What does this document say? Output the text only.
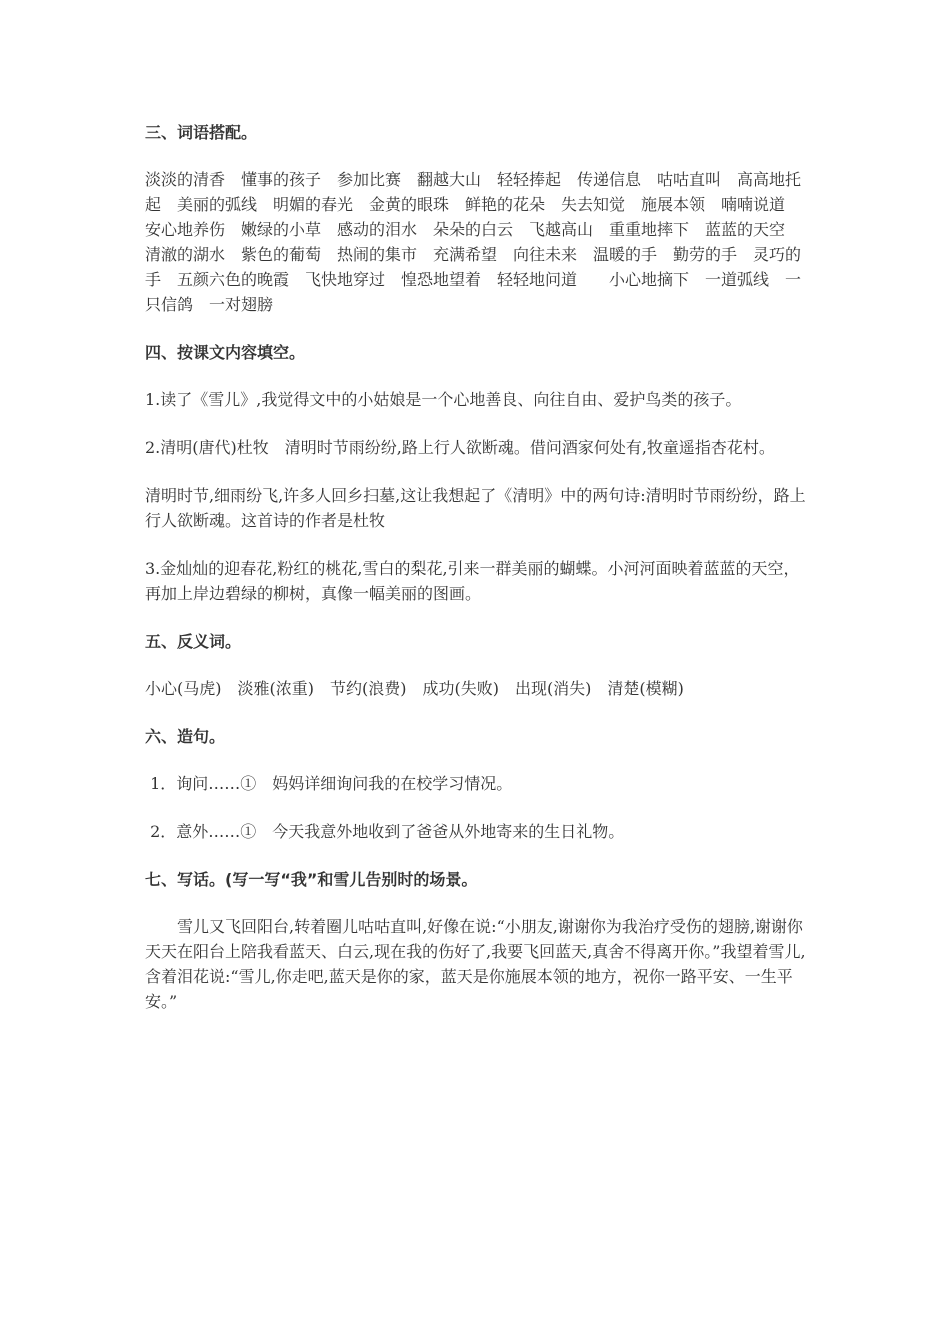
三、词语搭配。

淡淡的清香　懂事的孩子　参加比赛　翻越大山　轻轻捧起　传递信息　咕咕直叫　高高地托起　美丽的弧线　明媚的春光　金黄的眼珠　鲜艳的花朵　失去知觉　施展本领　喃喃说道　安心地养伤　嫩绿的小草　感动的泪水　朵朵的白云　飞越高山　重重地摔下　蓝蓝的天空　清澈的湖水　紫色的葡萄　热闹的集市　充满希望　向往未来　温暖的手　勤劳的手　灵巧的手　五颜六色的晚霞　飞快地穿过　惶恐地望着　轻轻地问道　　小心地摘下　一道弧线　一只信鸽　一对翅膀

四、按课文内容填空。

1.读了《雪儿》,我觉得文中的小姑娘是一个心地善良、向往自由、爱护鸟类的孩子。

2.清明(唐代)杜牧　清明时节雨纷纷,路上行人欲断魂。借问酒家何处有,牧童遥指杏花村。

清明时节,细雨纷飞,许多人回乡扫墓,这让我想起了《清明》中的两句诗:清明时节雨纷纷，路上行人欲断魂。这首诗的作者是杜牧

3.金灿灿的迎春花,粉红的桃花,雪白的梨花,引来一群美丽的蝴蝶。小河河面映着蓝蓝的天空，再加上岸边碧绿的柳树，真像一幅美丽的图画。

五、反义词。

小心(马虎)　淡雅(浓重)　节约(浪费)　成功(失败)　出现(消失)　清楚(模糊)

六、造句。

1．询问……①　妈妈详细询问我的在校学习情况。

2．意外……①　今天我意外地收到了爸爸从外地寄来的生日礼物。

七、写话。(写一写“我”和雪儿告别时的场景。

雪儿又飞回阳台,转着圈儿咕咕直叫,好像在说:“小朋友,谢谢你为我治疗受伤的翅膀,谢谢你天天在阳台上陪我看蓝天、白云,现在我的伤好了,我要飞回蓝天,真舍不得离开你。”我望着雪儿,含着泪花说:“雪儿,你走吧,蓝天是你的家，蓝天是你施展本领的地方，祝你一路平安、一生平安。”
※ ※ ※
» Work to do
Take each line of the material that contains the word "清明时节雨纷纷" and list it.

» Complete answer
2.清明(唐代)杜牧　清明时节雨纷纷,路上行人欲断魂。借问酒家何处有,牧童遥指杏花村。
清明时节,细雨纷飞,许多人回乡扫墓,这让我想起了《清明》中的两句诗:清明时节雨纷纷，路上行人欲断魂。这首诗的作者是杜牧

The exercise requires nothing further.